---------- Input rows

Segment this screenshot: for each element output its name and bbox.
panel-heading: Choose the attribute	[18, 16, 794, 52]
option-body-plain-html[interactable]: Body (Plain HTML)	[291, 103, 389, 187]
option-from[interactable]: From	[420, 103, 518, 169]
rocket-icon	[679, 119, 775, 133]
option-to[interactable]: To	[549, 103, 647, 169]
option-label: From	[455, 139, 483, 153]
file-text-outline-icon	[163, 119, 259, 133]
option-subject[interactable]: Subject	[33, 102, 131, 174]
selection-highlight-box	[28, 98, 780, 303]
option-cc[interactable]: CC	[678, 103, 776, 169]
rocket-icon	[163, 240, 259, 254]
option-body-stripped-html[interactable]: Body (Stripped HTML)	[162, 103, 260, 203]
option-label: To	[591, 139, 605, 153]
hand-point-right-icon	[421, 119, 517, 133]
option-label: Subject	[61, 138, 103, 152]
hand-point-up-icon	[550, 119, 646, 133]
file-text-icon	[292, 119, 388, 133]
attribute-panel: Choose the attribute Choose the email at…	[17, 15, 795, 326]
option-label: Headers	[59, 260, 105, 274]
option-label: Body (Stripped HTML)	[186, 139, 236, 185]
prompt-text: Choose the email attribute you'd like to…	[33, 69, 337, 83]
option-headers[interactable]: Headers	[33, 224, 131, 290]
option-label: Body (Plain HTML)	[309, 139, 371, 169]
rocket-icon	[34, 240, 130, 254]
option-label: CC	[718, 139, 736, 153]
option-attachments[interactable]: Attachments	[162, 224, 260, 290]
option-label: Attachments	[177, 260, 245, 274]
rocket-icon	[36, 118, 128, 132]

--------------------

### Goal of the exercise
Convert only the material starting at its first line and ending at the line containing "103, 518, 169]" (both included) into a numbered list, leaving out any blank lines.

### The completed task
1. Segment this screenshot: for each element output its name and bbox.
2. panel-heading: Choose the attribute	[18, 16, 794, 52]
3. option-body-plain-html[interactable]: Body (Plain HTML)	[291, 103, 389, 187]
4. option-from[interactable]: From	[420, 103, 518, 169]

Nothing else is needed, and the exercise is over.